◆ What is being asked: State how many lines of the entries hold the string "pero", and nothing more.

----

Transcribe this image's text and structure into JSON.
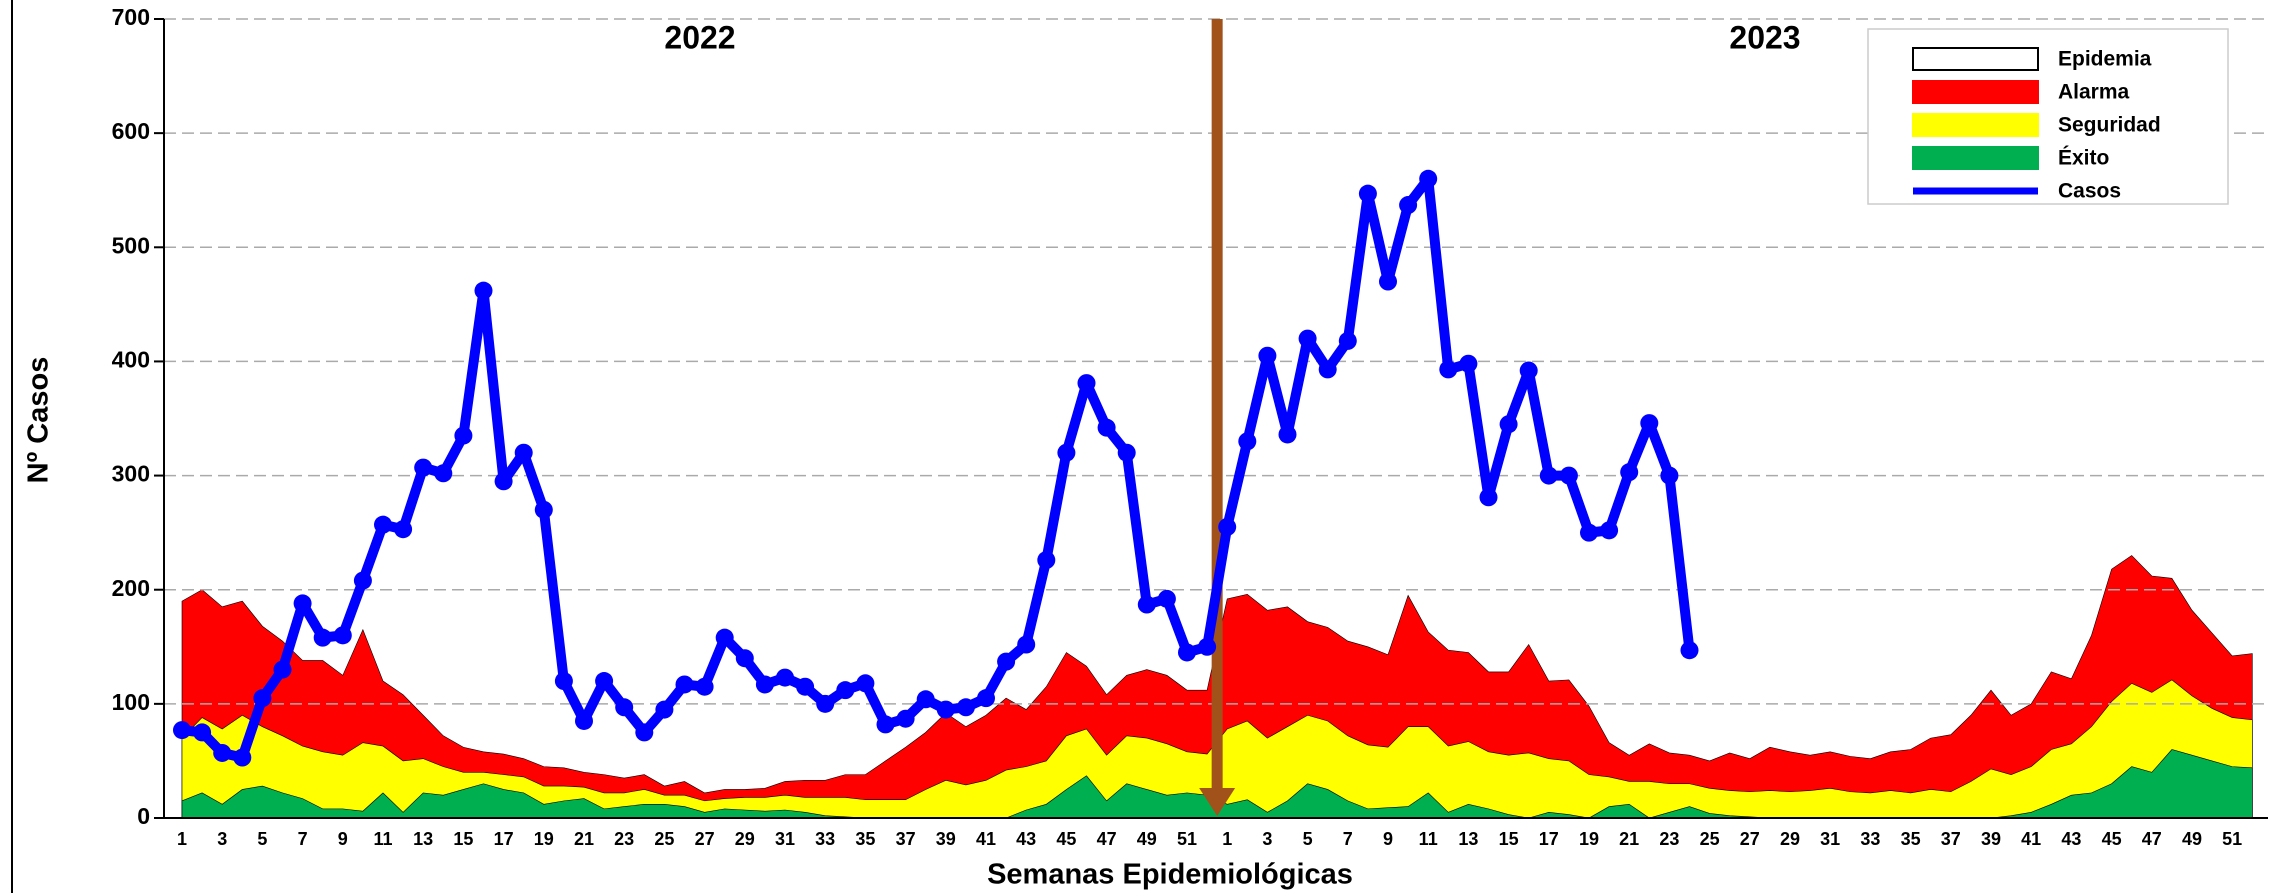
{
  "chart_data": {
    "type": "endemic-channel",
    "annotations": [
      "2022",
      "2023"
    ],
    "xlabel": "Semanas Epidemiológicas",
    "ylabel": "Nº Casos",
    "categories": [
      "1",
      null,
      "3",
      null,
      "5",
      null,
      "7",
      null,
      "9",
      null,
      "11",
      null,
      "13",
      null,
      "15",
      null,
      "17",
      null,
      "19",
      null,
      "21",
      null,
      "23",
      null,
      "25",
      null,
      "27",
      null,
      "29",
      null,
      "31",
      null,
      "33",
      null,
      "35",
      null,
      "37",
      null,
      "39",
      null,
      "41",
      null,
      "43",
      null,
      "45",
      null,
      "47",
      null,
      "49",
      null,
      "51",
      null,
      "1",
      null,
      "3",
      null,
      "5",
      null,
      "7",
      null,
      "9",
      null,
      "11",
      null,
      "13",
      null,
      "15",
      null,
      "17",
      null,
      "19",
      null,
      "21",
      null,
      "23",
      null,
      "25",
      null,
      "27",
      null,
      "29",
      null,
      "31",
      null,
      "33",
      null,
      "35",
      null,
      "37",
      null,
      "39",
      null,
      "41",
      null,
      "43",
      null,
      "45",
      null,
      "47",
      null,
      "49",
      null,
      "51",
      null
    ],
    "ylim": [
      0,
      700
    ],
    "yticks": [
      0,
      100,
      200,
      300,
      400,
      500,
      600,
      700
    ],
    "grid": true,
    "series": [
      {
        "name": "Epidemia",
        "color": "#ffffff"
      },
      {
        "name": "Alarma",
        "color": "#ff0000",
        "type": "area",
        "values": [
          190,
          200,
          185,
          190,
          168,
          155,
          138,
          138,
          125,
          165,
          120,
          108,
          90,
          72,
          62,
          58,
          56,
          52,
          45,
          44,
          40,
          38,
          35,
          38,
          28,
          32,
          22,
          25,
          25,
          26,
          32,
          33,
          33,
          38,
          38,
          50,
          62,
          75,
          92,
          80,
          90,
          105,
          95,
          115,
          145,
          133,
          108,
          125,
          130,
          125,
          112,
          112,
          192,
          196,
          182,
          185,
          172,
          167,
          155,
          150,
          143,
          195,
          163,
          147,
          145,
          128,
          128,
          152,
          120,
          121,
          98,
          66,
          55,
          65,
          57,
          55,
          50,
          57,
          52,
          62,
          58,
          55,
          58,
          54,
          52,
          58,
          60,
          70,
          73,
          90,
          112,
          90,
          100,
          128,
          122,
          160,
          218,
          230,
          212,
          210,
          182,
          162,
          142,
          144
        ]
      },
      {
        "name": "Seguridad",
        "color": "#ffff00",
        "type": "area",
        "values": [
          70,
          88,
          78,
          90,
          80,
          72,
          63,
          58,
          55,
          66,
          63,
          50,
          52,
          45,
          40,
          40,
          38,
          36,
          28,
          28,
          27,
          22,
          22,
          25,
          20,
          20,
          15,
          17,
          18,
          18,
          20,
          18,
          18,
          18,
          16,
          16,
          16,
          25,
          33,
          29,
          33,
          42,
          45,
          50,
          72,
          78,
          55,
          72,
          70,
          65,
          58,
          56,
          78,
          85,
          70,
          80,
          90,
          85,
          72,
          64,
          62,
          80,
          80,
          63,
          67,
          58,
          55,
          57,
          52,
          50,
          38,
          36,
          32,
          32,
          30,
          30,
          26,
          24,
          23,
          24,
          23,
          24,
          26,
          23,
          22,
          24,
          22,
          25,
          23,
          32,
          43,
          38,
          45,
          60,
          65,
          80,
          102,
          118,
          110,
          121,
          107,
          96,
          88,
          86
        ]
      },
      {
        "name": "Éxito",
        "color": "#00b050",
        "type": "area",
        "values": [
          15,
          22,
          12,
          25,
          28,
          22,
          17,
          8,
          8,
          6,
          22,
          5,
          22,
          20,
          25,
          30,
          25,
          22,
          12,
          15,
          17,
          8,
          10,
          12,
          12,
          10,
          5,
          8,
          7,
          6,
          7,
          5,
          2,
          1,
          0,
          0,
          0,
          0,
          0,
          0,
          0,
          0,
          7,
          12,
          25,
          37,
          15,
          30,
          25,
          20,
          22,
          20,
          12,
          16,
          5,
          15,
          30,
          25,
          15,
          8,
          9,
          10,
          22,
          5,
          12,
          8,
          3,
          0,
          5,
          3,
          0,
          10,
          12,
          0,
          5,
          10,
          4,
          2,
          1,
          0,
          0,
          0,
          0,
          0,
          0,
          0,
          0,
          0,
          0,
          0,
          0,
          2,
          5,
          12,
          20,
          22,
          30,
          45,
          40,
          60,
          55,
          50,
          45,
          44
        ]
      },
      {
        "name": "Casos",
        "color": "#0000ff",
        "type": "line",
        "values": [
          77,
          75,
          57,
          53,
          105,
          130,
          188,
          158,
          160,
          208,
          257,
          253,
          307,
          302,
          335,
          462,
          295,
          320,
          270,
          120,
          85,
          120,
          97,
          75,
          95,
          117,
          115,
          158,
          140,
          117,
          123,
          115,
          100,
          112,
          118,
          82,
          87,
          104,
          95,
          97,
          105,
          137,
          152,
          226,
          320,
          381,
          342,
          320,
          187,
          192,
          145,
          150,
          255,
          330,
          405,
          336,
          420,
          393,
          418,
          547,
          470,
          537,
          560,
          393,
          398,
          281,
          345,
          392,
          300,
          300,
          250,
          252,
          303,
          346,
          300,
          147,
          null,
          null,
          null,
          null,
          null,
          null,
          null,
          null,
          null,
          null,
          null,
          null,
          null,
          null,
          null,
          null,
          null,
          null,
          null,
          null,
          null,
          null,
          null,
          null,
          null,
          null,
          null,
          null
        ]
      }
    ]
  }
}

----

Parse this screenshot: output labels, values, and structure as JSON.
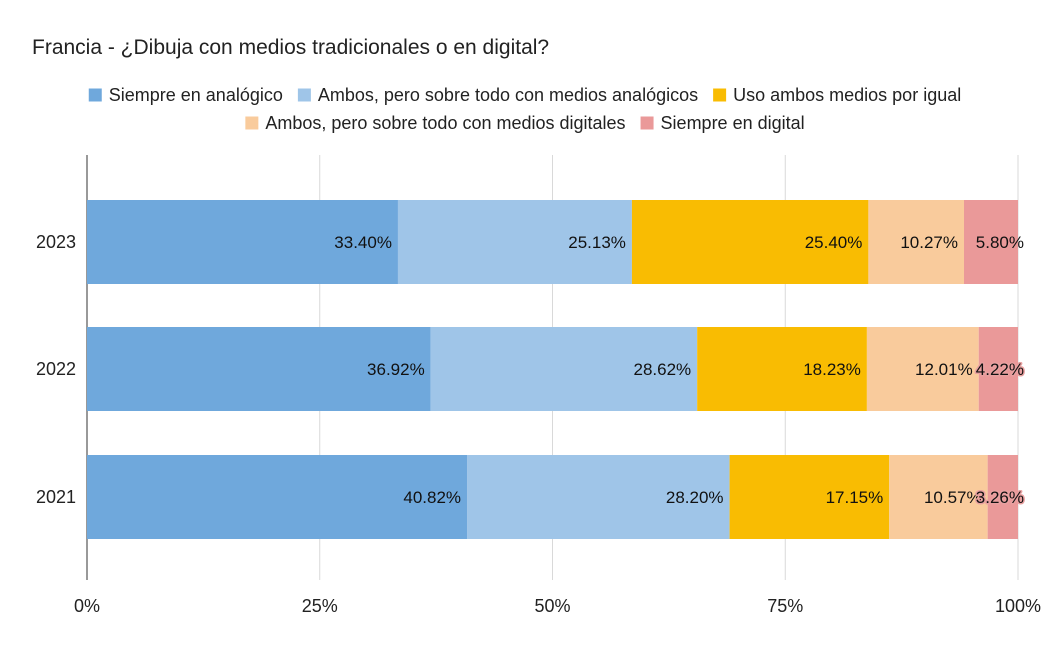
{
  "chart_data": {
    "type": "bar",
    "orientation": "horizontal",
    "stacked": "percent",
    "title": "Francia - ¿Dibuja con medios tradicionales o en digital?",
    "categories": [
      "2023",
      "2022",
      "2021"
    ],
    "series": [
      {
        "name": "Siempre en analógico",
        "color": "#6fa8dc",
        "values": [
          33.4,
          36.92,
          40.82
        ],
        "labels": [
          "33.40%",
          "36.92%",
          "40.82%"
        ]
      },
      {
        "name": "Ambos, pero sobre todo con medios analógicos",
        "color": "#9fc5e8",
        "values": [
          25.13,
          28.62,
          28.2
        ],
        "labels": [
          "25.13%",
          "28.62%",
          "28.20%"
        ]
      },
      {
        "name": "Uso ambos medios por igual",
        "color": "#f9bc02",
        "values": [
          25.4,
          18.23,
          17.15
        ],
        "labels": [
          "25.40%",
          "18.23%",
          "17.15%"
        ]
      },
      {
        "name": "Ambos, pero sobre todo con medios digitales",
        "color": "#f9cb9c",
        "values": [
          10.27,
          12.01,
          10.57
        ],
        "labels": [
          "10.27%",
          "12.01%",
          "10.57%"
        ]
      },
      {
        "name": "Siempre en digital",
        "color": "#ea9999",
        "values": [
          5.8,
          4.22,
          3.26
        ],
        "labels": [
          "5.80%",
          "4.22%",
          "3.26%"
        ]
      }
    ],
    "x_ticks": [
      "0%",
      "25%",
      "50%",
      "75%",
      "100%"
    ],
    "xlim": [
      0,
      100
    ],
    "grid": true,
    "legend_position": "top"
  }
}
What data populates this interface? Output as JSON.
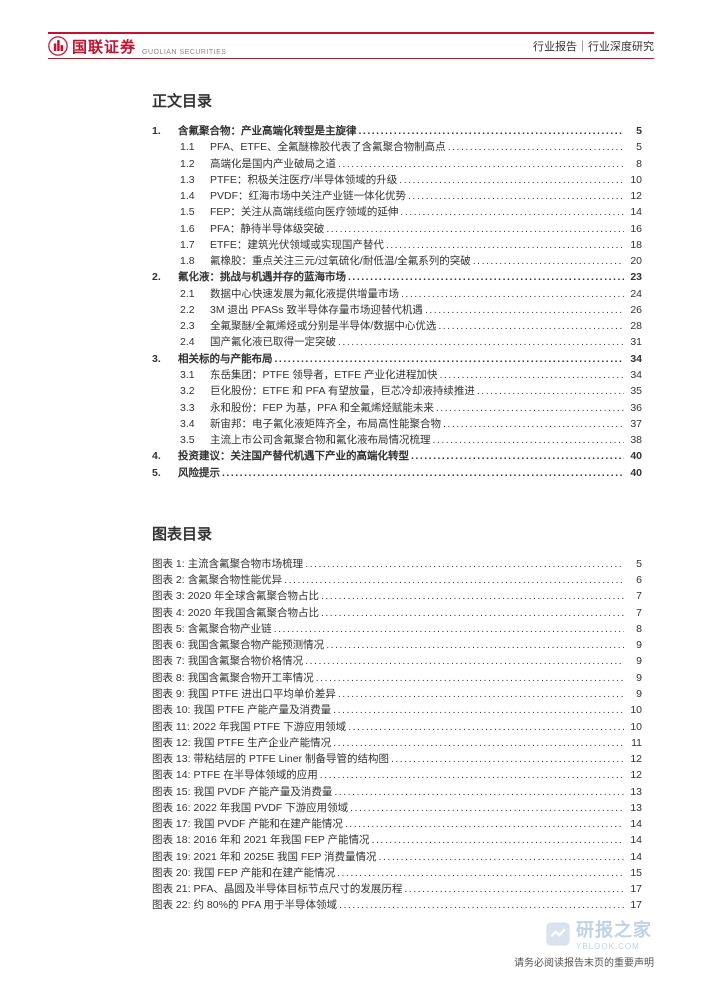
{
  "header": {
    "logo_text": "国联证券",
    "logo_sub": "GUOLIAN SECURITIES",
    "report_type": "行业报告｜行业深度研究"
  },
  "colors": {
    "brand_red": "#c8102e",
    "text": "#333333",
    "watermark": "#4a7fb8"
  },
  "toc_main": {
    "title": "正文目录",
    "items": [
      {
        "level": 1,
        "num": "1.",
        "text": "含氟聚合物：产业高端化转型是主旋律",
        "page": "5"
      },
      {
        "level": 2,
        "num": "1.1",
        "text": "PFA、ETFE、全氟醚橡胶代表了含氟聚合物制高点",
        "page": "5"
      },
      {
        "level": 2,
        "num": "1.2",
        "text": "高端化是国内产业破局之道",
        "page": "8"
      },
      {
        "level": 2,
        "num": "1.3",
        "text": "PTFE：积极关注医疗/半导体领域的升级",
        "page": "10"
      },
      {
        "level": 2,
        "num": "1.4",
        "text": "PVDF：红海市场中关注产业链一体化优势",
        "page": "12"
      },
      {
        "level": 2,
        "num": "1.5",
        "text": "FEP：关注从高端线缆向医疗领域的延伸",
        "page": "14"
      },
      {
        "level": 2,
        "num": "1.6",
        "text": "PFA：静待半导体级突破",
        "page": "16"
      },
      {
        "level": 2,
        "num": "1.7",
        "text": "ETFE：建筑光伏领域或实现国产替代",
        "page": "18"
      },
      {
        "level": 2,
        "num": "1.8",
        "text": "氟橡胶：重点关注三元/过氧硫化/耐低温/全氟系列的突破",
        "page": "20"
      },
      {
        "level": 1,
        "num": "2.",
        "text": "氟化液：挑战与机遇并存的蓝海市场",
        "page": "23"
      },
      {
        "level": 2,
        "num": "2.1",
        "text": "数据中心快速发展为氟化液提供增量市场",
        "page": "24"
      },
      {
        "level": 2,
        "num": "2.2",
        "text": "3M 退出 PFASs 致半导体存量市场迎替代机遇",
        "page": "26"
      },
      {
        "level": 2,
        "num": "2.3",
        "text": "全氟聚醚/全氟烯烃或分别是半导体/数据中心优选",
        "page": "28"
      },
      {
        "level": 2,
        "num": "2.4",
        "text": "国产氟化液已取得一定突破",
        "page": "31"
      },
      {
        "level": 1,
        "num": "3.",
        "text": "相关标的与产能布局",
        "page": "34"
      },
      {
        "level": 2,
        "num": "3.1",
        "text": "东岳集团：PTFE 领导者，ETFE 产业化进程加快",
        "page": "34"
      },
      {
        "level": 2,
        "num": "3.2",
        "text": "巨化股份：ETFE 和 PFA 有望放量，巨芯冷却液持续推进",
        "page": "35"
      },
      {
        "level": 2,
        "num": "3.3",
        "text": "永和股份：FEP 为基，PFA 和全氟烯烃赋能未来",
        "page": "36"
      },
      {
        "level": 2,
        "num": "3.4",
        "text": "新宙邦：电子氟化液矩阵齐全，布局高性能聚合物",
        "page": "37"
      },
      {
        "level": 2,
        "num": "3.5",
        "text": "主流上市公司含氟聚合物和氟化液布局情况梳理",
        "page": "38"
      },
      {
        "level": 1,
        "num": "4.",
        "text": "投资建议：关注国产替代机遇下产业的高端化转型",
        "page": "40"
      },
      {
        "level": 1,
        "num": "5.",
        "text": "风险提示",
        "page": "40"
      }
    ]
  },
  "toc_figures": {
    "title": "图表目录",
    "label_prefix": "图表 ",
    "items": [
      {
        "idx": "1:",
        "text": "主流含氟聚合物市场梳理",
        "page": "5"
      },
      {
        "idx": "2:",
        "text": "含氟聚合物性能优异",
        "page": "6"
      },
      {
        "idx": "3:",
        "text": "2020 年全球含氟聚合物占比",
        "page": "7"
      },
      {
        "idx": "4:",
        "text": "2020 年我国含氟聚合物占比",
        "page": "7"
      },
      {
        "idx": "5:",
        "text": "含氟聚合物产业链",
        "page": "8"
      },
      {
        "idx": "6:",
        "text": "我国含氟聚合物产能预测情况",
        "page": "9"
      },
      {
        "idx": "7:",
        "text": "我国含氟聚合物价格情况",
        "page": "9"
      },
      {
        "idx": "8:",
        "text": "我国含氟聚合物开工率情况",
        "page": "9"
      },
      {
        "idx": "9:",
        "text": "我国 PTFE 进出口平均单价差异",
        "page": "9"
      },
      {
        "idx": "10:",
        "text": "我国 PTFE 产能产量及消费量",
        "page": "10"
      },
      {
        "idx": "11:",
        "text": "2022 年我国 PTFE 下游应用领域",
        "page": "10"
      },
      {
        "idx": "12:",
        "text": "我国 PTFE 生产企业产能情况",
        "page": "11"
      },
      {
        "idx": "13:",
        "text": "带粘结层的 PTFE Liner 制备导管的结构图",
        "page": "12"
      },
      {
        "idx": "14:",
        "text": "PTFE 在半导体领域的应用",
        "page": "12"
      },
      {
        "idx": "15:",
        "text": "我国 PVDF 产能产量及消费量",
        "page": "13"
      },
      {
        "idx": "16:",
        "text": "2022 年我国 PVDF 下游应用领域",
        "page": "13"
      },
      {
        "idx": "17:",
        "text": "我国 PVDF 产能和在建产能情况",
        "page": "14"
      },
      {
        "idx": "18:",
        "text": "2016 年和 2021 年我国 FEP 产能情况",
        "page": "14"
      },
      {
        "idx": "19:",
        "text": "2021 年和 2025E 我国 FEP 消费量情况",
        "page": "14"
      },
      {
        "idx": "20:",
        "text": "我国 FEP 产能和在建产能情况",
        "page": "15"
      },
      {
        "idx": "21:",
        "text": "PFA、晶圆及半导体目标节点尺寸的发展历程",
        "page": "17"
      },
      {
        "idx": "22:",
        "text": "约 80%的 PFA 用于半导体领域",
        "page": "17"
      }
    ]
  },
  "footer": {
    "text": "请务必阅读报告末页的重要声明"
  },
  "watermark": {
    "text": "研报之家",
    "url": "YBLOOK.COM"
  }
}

----

◆ Exercise answer: 2